Stored records:

/---

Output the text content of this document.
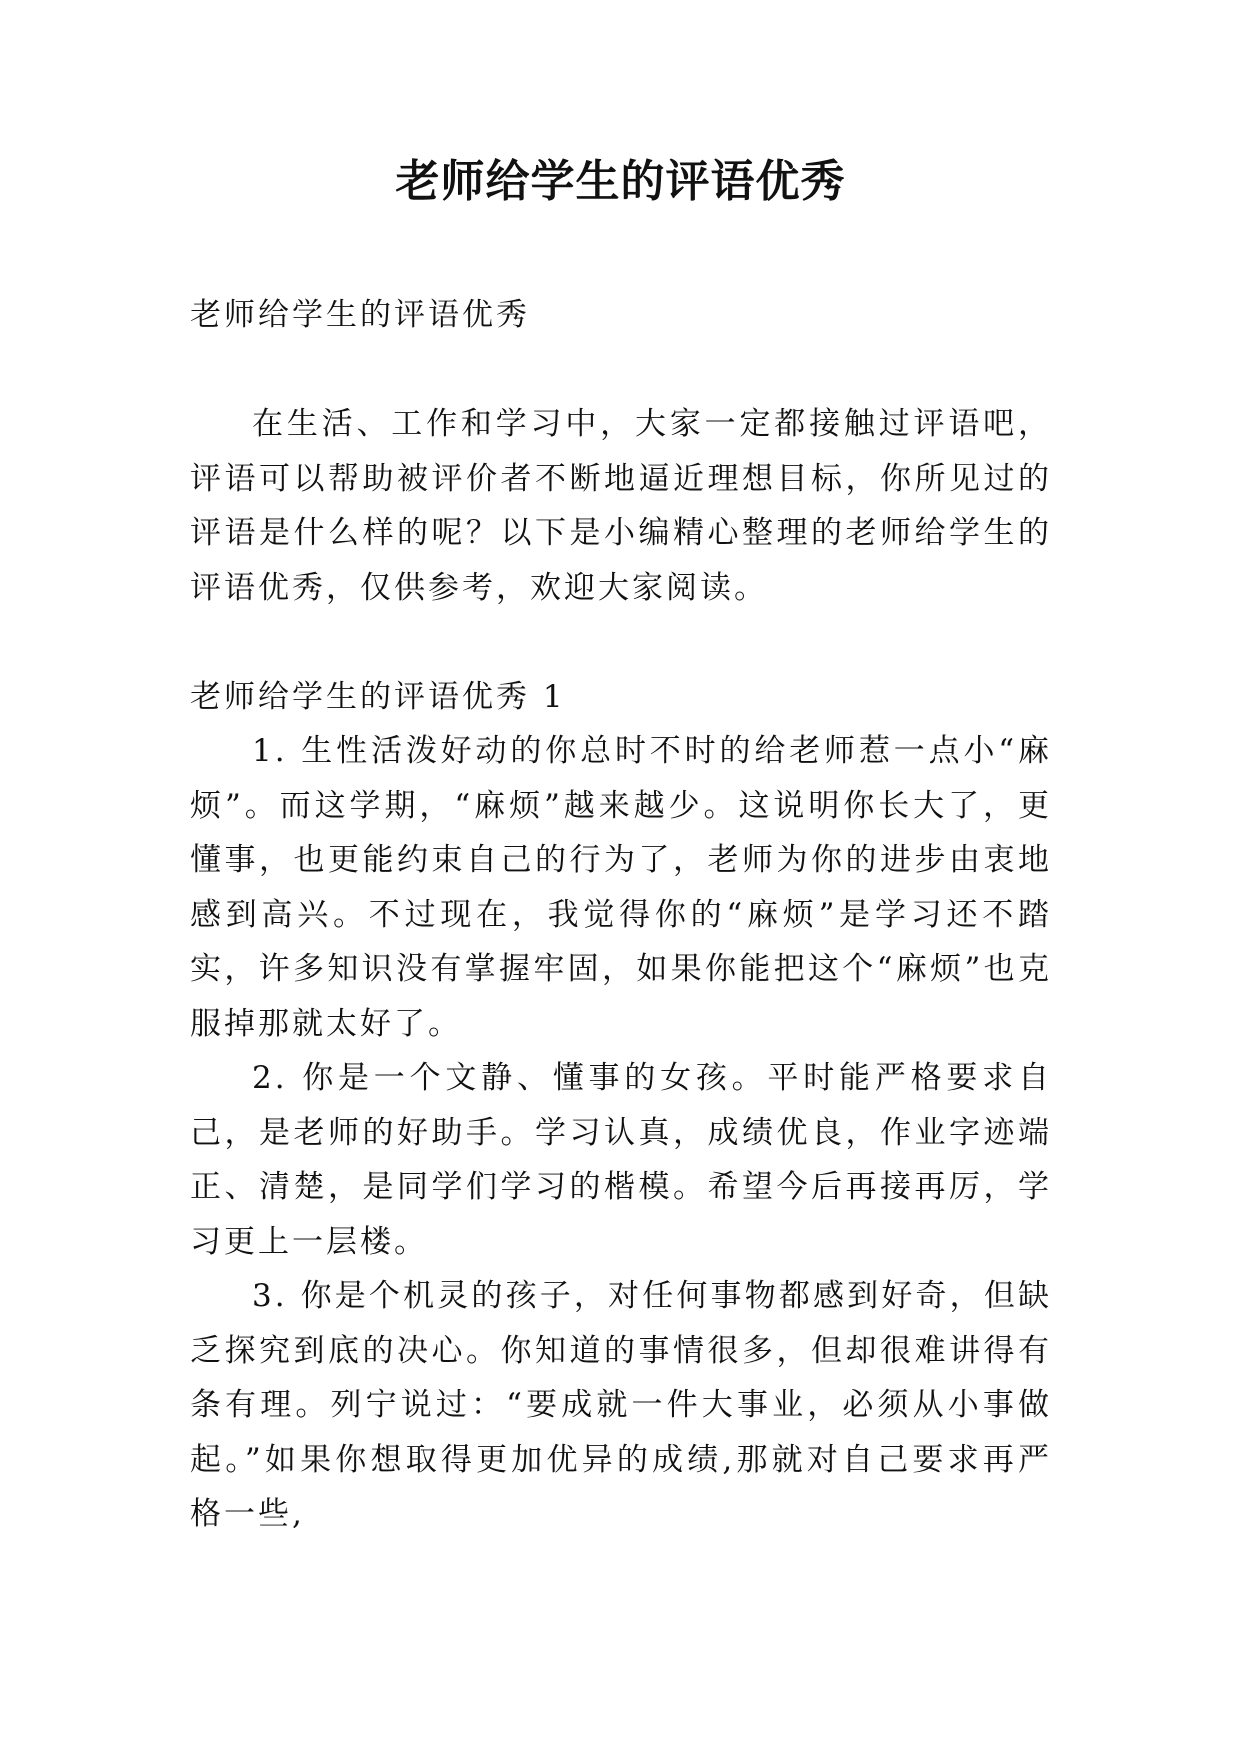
老师给学生的评语优秀

老师给学生的评语优秀

在生活、工作和学习中，大家一定都接触过评语吧，评语可以帮助被评价者不断地逼近理想目标，你所见过的评语是什么样的呢？以下是小编精心整理的老师给学生的评语优秀，仅供参考，欢迎大家阅读。

老师给学生的评语优秀 1

1. 生性活泼好动的你总时不时的给老师惹一点小“麻烦”。而这学期，“麻烦”越来越少。这说明你长大了，更懂事，也更能约束自己的行为了，老师为你的进步由衷地感到高兴。不过现在，我觉得你的“麻烦”是学习还不踏实，许多知识没有掌握牢固，如果你能把这个“麻烦”也克服掉那就太好了。

2. 你是一个文静、懂事的女孩。平时能严格要求自己，是老师的好助手。学习认真，成绩优良，作业字迹端正、清楚，是同学们学习的楷模。希望今后再接再厉，学习更上一层楼。

3. 你是个机灵的孩子，对任何事物都感到好奇，但缺乏探究到底的决心。你知道的事情很多，但却很难讲得有条有理。列宁说过：“要成就一件大事业，必须从小事做起。”如果你想取得更加优异的成绩,那就对自己要求再严格一些,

\---

**Instruction:**
Your task is to return the entries above exactly, with no pictures.

**Task result:**
Output the text content of this document.
老师给学生的评语优秀

老师给学生的评语优秀

在生活、工作和学习中，大家一定都接触过评语吧，评语可以帮助被评价者不断地逼近理想目标，你所见过的评语是什么样的呢？以下是小编精心整理的老师给学生的评语优秀，仅供参考，欢迎大家阅读。

老师给学生的评语优秀 1

1. 生性活泼好动的你总时不时的给老师惹一点小“麻烦”。而这学期，“麻烦”越来越少。这说明你长大了，更懂事，也更能约束自己的行为了，老师为你的进步由衷地感到高兴。不过现在，我觉得你的“麻烦”是学习还不踏实，许多知识没有掌握牢固，如果你能把这个“麻烦”也克服掉那就太好了。

2. 你是一个文静、懂事的女孩。平时能严格要求自己，是老师的好助手。学习认真，成绩优良，作业字迹端正、清楚，是同学们学习的楷模。希望今后再接再厉，学习更上一层楼。

3. 你是个机灵的孩子，对任何事物都感到好奇，但缺乏探究到底的决心。你知道的事情很多，但却很难讲得有条有理。列宁说过：“要成就一件大事业，必须从小事做起。”如果你想取得更加优异的成绩,那就对自己要求再严格一些,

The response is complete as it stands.